## Material provided
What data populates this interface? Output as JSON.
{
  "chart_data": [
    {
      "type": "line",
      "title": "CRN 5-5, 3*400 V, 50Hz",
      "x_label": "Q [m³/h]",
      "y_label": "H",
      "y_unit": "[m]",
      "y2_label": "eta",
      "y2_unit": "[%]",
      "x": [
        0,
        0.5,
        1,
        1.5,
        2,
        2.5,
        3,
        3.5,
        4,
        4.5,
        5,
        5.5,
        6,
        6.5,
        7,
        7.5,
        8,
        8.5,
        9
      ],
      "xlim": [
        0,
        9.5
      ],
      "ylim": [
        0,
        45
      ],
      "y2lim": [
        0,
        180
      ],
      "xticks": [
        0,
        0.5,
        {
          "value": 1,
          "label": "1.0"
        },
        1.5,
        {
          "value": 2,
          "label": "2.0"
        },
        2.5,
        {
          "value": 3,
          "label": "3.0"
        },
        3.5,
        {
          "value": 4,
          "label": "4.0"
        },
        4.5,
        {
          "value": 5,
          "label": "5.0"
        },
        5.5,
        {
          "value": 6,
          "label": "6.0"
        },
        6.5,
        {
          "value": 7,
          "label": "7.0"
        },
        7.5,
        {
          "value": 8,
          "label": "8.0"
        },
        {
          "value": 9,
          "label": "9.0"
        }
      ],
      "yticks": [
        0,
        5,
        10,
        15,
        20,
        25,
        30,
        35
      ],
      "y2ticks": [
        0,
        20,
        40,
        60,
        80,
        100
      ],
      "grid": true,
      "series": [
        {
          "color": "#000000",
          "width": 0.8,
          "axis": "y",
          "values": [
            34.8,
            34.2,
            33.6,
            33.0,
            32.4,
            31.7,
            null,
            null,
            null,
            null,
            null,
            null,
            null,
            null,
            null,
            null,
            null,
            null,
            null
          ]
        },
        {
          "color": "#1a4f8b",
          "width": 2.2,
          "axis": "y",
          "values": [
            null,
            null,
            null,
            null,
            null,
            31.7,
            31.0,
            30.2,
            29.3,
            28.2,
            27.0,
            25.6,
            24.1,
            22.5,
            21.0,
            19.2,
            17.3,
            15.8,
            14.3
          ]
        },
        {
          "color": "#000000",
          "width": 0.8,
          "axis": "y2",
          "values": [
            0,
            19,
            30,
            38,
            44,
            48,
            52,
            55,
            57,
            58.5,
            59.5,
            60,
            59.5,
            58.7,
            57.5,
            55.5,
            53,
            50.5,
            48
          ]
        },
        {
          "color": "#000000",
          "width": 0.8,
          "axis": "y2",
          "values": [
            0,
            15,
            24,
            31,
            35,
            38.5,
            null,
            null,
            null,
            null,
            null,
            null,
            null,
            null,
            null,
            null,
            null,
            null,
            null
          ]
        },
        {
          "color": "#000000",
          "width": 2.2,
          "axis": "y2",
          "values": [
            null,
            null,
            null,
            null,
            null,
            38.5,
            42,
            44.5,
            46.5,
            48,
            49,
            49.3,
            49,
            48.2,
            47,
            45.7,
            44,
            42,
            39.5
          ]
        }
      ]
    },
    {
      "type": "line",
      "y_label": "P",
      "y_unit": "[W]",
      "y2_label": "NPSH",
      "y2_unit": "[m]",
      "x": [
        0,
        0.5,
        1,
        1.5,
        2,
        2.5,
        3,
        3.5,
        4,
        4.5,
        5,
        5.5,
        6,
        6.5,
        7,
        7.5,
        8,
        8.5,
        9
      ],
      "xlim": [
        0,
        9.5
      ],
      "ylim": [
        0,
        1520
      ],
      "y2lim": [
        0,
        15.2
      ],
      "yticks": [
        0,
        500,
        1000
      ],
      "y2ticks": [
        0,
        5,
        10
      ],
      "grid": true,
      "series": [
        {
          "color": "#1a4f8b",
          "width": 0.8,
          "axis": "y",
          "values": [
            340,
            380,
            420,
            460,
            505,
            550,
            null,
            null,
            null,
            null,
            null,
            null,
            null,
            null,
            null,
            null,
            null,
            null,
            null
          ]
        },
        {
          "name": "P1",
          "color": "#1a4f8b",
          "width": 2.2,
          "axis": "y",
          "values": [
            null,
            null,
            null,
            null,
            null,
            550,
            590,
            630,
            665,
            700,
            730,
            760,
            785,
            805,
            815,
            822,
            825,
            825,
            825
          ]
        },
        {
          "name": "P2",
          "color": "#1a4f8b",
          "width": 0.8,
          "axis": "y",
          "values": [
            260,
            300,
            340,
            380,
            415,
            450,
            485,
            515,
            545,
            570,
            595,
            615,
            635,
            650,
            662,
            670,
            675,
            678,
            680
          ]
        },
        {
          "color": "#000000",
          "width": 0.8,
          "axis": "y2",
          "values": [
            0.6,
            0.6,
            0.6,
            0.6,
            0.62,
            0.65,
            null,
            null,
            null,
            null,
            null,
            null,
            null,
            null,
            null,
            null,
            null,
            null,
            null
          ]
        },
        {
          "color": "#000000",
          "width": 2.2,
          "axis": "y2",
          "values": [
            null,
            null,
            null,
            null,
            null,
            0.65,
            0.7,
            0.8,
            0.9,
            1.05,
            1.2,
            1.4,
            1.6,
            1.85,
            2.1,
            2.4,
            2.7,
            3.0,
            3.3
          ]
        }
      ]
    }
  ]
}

## The request
Extract every record and return it verbatim.

## Finished answer
What data populates this interface? Output as JSON.
{
  "chart_data": [
    {
      "type": "line",
      "title": "CRN 5-5, 3*400 V, 50Hz",
      "x_label": "Q [m³/h]",
      "y_label": "H",
      "y_unit": "[m]",
      "y2_label": "eta",
      "y2_unit": "[%]",
      "x": [
        0,
        0.5,
        1,
        1.5,
        2,
        2.5,
        3,
        3.5,
        4,
        4.5,
        5,
        5.5,
        6,
        6.5,
        7,
        7.5,
        8,
        8.5,
        9
      ],
      "xlim": [
        0,
        9.5
      ],
      "ylim": [
        0,
        45
      ],
      "y2lim": [
        0,
        180
      ],
      "xticks": [
        0,
        0.5,
        {
          "value": 1,
          "label": "1.0"
        },
        1.5,
        {
          "value": 2,
          "label": "2.0"
        },
        2.5,
        {
          "value": 3,
          "label": "3.0"
        },
        3.5,
        {
          "value": 4,
          "label": "4.0"
        },
        4.5,
        {
          "value": 5,
          "label": "5.0"
        },
        5.5,
        {
          "value": 6,
          "label": "6.0"
        },
        6.5,
        {
          "value": 7,
          "label": "7.0"
        },
        7.5,
        {
          "value": 8,
          "label": "8.0"
        },
        {
          "value": 9,
          "label": "9.0"
        }
      ],
      "yticks": [
        0,
        5,
        10,
        15,
        20,
        25,
        30,
        35
      ],
      "y2ticks": [
        0,
        20,
        40,
        60,
        80,
        100
      ],
      "grid": true,
      "series": [
        {
          "color": "#000000",
          "width": 0.8,
          "axis": "y",
          "values": [
            34.8,
            34.2,
            33.6,
            33.0,
            32.4,
            31.7,
            null,
            null,
            null,
            null,
            null,
            null,
            null,
            null,
            null,
            null,
            null,
            null,
            null
          ]
        },
        {
          "color": "#1a4f8b",
          "width": 2.2,
          "axis": "y",
          "values": [
            null,
            null,
            null,
            null,
            null,
            31.7,
            31.0,
            30.2,
            29.3,
            28.2,
            27.0,
            25.6,
            24.1,
            22.5,
            21.0,
            19.2,
            17.3,
            15.8,
            14.3
          ]
        },
        {
          "color": "#000000",
          "width": 0.8,
          "axis": "y2",
          "values": [
            0,
            19,
            30,
            38,
            44,
            48,
            52,
            55,
            57,
            58.5,
            59.5,
            60,
            59.5,
            58.7,
            57.5,
            55.5,
            53,
            50.5,
            48
          ]
        },
        {
          "color": "#000000",
          "width": 0.8,
          "axis": "y2",
          "values": [
            0,
            15,
            24,
            31,
            35,
            38.5,
            null,
            null,
            null,
            null,
            null,
            null,
            null,
            null,
            null,
            null,
            null,
            null,
            null
          ]
        },
        {
          "color": "#000000",
          "width": 2.2,
          "axis": "y2",
          "values": [
            null,
            null,
            null,
            null,
            null,
            38.5,
            42,
            44.5,
            46.5,
            48,
            49,
            49.3,
            49,
            48.2,
            47,
            45.7,
            44,
            42,
            39.5
          ]
        }
      ]
    },
    {
      "type": "line",
      "y_label": "P",
      "y_unit": "[W]",
      "y2_label": "NPSH",
      "y2_unit": "[m]",
      "x": [
        0,
        0.5,
        1,
        1.5,
        2,
        2.5,
        3,
        3.5,
        4,
        4.5,
        5,
        5.5,
        6,
        6.5,
        7,
        7.5,
        8,
        8.5,
        9
      ],
      "xlim": [
        0,
        9.5
      ],
      "ylim": [
        0,
        1520
      ],
      "y2lim": [
        0,
        15.2
      ],
      "yticks": [
        0,
        500,
        1000
      ],
      "y2ticks": [
        0,
        5,
        10
      ],
      "grid": true,
      "series": [
        {
          "color": "#1a4f8b",
          "width": 0.8,
          "axis": "y",
          "values": [
            340,
            380,
            420,
            460,
            505,
            550,
            null,
            null,
            null,
            null,
            null,
            null,
            null,
            null,
            null,
            null,
            null,
            null,
            null
          ]
        },
        {
          "name": "P1",
          "color": "#1a4f8b",
          "width": 2.2,
          "axis": "y",
          "values": [
            null,
            null,
            null,
            null,
            null,
            550,
            590,
            630,
            665,
            700,
            730,
            760,
            785,
            805,
            815,
            822,
            825,
            825,
            825
          ]
        },
        {
          "name": "P2",
          "color": "#1a4f8b",
          "width": 0.8,
          "axis": "y",
          "values": [
            260,
            300,
            340,
            380,
            415,
            450,
            485,
            515,
            545,
            570,
            595,
            615,
            635,
            650,
            662,
            670,
            675,
            678,
            680
          ]
        },
        {
          "color": "#000000",
          "width": 0.8,
          "axis": "y2",
          "values": [
            0.6,
            0.6,
            0.6,
            0.6,
            0.62,
            0.65,
            null,
            null,
            null,
            null,
            null,
            null,
            null,
            null,
            null,
            null,
            null,
            null,
            null
          ]
        },
        {
          "color": "#000000",
          "width": 2.2,
          "axis": "y2",
          "values": [
            null,
            null,
            null,
            null,
            null,
            0.65,
            0.7,
            0.8,
            0.9,
            1.05,
            1.2,
            1.4,
            1.6,
            1.85,
            2.1,
            2.4,
            2.7,
            3.0,
            3.3
          ]
        }
      ]
    }
  ]
}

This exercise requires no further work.